**Material provided**:
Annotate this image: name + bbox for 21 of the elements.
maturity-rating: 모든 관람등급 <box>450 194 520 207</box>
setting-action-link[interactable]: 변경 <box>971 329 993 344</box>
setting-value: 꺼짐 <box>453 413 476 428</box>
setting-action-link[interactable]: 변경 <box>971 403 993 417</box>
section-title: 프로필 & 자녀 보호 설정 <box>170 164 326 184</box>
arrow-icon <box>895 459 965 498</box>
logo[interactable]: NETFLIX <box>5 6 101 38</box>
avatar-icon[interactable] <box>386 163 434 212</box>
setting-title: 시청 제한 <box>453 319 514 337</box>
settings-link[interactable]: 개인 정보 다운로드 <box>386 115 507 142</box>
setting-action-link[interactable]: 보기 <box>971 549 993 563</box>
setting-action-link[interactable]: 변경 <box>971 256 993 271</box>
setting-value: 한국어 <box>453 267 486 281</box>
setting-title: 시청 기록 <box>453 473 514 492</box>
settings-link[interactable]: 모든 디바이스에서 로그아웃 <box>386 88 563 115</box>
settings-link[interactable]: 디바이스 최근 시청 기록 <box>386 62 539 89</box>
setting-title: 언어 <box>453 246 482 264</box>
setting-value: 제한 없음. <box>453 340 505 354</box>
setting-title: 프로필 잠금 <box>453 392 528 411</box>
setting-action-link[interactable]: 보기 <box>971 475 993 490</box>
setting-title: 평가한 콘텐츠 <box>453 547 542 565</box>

**What to work on**:
Identify each line in the data above that contains the string "action" and copy those lines out in full.

**Written answer**:
setting-action-link[interactable]: 변경 <box>971 329 993 344</box>
setting-action-link[interactable]: 변경 <box>971 403 993 417</box>
setting-action-link[interactable]: 보기 <box>971 549 993 563</box>
setting-action-link[interactable]: 변경 <box>971 256 993 271</box>
setting-action-link[interactable]: 보기 <box>971 475 993 490</box>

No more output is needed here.